Exercise goal —
Copy out all of the data below with no alterations.

Input material —
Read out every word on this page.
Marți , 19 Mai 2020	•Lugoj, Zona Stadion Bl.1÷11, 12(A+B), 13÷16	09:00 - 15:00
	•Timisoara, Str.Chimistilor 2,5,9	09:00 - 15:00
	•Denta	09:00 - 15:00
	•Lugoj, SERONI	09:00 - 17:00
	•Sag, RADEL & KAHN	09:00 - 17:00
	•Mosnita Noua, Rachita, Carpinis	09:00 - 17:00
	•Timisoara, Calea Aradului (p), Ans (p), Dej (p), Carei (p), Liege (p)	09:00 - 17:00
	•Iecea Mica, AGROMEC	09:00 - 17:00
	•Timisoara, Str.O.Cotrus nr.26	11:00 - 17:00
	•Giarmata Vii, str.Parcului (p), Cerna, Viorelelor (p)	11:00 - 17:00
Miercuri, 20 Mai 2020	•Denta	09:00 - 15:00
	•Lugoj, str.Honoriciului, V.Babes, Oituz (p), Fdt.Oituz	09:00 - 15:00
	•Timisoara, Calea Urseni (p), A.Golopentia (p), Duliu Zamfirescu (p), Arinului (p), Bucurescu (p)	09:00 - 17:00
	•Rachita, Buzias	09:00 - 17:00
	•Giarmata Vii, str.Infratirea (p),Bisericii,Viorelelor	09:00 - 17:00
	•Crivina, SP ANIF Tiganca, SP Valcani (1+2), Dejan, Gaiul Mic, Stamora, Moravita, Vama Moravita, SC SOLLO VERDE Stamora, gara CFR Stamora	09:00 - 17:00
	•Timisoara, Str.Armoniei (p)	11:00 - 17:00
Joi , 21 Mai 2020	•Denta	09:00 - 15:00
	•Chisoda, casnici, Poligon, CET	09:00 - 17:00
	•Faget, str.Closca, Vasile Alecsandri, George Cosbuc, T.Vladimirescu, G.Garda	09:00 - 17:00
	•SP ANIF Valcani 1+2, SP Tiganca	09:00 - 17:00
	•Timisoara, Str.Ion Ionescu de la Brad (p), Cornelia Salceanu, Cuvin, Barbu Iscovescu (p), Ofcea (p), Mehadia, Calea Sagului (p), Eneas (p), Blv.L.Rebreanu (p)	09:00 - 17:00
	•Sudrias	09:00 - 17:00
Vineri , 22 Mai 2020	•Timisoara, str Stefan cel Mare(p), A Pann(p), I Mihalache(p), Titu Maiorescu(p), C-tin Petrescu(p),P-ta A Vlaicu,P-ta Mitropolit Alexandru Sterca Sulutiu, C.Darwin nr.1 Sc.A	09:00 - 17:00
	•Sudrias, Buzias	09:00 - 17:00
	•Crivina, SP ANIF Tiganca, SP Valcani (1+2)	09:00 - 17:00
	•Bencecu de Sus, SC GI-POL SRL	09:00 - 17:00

Result of the exercise —
Read out every word on this page.
Marți , 19 Mai 2020	•Lugoj, Zona Stadion Bl.1÷11, 12(A+B), 13÷16	09:00 - 15:00
	•Timisoara, Str.Chimistilor 2,5,9	09:00 - 15:00
	•Denta	09:00 - 15:00
	•Lugoj, SERONI	09:00 - 17:00
	•Sag, RADEL & KAHN	09:00 - 17:00
	•Mosnita Noua, Rachita, Carpinis	09:00 - 17:00
	•Timisoara, Calea Aradului (p), Ans (p), Dej (p), Carei (p), Liege (p)	09:00 - 17:00
	•Iecea Mica, AGROMEC	09:00 - 17:00
	•Timisoara, Str.O.Cotrus nr.26	11:00 - 17:00
	•Giarmata Vii, str.Parcului (p), Cerna, Viorelelor (p)	11:00 - 17:00
Miercuri, 20 Mai 2020	•Denta	09:00 - 15:00
	•Lugoj, str.Honoriciului, V.Babes, Oituz (p), Fdt.Oituz	09:00 - 15:00
	•Timisoara, Calea Urseni (p), A.Golopentia (p), Duliu Zamfirescu (p), Arinului (p), Bucurescu (p)	09:00 - 17:00
	•Rachita, Buzias	09:00 - 17:00
	•Giarmata Vii, str.Infratirea (p),Bisericii,Viorelelor	09:00 - 17:00
	•Crivina, SP ANIF Tiganca, SP Valcani (1+2), Dejan, Gaiul Mic, Stamora, Moravita, Vama Moravita, SC SOLLO VERDE Stamora, gara CFR Stamora	09:00 - 17:00
	•Timisoara, Str.Armoniei (p)	11:00 - 17:00
Joi , 21 Mai 2020	•Denta	09:00 - 15:00
	•Chisoda, casnici, Poligon, CET	09:00 - 17:00
	•Faget, str.Closca, Vasile Alecsandri, George Cosbuc, T.Vladimirescu, G.Garda	09:00 - 17:00
	•SP ANIF Valcani 1+2, SP Tiganca	09:00 - 17:00
	•Timisoara, Str.Ion Ionescu de la Brad (p), Cornelia Salceanu, Cuvin, Barbu Iscovescu (p), Ofcea (p), Mehadia, Calea Sagului (p), Eneas (p), Blv.L.Rebreanu (p)	09:00 - 17:00
	•Sudrias	09:00 - 17:00
Vineri , 22 Mai 2020	•Timisoara, str Stefan cel Mare(p), A Pann(p), I Mihalache(p), Titu Maiorescu(p), C-tin Petrescu(p),P-ta A Vlaicu,P-ta Mitropolit Alexandru Sterca Sulutiu, C.Darwin nr.1 Sc.A	09:00 - 17:00
	•Sudrias, Buzias	09:00 - 17:00
	•Crivina, SP ANIF Tiganca, SP Valcani (1+2)	09:00 - 17:00
	•Bencecu de Sus, SC GI-POL SRL	09:00 - 17:00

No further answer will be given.